● Set problem: Quote every line below exactly as it reads.
-------- Dataset content --------
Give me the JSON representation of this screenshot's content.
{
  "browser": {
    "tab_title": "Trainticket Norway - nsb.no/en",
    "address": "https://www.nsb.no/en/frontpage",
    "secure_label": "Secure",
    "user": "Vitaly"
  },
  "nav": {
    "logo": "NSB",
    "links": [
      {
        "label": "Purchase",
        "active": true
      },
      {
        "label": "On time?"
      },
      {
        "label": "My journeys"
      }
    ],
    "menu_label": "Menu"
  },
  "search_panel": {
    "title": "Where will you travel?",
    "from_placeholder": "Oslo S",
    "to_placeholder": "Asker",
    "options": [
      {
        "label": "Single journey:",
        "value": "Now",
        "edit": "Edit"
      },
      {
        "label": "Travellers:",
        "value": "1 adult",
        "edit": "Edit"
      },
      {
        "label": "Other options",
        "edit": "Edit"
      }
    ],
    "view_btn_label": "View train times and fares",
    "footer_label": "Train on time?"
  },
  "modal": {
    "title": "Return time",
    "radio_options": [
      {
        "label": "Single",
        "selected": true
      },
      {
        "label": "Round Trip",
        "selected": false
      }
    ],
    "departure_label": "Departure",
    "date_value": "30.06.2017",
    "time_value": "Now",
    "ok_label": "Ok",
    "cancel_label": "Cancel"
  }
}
--------
● Solution to the exercise:
Give me the JSON representation of this screenshot's content.
{
  "browser": {
    "tab_title": "Trainticket Norway - nsb.no/en",
    "address": "https://www.nsb.no/en/frontpage",
    "secure_label": "Secure",
    "user": "Vitaly"
  },
  "nav": {
    "logo": "NSB",
    "links": [
      {
        "label": "Purchase",
        "active": true
      },
      {
        "label": "On time?"
      },
      {
        "label": "My journeys"
      }
    ],
    "menu_label": "Menu"
  },
  "search_panel": {
    "title": "Where will you travel?",
    "from_placeholder": "Oslo S",
    "to_placeholder": "Asker",
    "options": [
      {
        "label": "Single journey:",
        "value": "Now",
        "edit": "Edit"
      },
      {
        "label": "Travellers:",
        "value": "1 adult",
        "edit": "Edit"
      },
      {
        "label": "Other options",
        "edit": "Edit"
      }
    ],
    "view_btn_label": "View train times and fares",
    "footer_label": "Train on time?"
  },
  "modal": {
    "title": "Return time",
    "radio_options": [
      {
        "label": "Single",
        "selected": true
      },
      {
        "label": "Round Trip",
        "selected": false
      }
    ],
    "departure_label": "Departure",
    "date_value": "30.06.2017",
    "time_value": "Now",
    "ok_label": "Ok",
    "cancel_label": "Cancel"
  }
}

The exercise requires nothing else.